Go through the data below and gather each line containing "from".

__Provided material__:
· · · · ·

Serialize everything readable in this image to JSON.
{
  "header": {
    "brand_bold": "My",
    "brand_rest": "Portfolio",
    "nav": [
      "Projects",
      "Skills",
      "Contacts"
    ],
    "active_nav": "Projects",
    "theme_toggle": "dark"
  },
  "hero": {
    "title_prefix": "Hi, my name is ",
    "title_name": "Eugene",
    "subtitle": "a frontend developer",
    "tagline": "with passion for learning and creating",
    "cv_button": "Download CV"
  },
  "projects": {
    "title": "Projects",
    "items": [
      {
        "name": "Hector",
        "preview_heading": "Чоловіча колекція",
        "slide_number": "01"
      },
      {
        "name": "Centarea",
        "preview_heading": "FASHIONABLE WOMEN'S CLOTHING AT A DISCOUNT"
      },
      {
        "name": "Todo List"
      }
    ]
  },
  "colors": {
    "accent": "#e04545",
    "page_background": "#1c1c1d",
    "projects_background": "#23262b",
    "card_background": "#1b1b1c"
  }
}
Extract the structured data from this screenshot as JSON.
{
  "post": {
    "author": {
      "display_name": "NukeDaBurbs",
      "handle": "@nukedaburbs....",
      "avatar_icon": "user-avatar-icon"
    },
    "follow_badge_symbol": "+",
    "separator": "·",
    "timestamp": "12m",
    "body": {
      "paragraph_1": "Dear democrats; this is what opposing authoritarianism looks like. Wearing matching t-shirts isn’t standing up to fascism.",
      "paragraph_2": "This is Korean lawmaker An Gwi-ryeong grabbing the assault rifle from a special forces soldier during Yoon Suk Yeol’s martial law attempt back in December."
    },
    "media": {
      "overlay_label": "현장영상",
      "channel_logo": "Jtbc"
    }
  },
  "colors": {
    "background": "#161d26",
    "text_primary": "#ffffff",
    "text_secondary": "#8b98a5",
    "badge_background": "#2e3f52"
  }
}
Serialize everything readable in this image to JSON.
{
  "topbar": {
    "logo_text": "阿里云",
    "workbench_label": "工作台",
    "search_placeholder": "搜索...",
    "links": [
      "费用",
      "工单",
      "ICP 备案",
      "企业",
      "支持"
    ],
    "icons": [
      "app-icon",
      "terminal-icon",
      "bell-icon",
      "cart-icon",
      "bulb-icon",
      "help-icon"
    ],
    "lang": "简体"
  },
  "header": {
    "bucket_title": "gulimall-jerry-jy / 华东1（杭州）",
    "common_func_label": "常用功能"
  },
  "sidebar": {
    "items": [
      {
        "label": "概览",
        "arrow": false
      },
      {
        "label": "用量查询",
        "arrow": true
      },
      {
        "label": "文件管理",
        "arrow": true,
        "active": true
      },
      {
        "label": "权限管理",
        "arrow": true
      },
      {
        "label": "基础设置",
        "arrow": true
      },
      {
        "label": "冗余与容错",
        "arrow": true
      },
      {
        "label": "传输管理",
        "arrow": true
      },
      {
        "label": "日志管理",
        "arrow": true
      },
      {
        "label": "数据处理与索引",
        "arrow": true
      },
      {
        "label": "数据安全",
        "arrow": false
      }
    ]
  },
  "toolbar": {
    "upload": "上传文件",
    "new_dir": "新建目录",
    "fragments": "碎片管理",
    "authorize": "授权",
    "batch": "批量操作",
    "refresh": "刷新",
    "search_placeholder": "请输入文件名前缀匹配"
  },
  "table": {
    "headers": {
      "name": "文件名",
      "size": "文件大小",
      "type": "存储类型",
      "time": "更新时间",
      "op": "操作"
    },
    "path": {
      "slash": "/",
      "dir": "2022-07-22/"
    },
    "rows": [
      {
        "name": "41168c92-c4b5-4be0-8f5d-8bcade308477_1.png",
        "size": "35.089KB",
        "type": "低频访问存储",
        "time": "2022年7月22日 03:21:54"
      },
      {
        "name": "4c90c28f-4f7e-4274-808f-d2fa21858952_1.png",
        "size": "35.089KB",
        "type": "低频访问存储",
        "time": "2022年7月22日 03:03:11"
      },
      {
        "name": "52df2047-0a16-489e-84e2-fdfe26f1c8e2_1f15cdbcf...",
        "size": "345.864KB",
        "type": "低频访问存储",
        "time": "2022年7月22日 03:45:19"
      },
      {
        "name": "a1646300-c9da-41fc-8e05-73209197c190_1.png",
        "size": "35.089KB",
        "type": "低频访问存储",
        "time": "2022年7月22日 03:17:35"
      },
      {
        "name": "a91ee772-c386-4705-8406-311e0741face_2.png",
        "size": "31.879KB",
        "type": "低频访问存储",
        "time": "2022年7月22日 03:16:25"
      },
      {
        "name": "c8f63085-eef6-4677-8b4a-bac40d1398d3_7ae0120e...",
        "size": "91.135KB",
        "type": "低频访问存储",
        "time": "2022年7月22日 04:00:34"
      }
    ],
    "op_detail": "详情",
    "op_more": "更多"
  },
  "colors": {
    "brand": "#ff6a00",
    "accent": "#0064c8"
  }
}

· · · · ·

__Solution to the exercise__:
Extract the structured data from this screenshot as JSON.
      "paragraph_2": "This is Korean lawmaker An Gwi-ryeong grabbing the assault rifle from a special forces soldier during Yoon Suk Yeol’s martial law attempt back in December."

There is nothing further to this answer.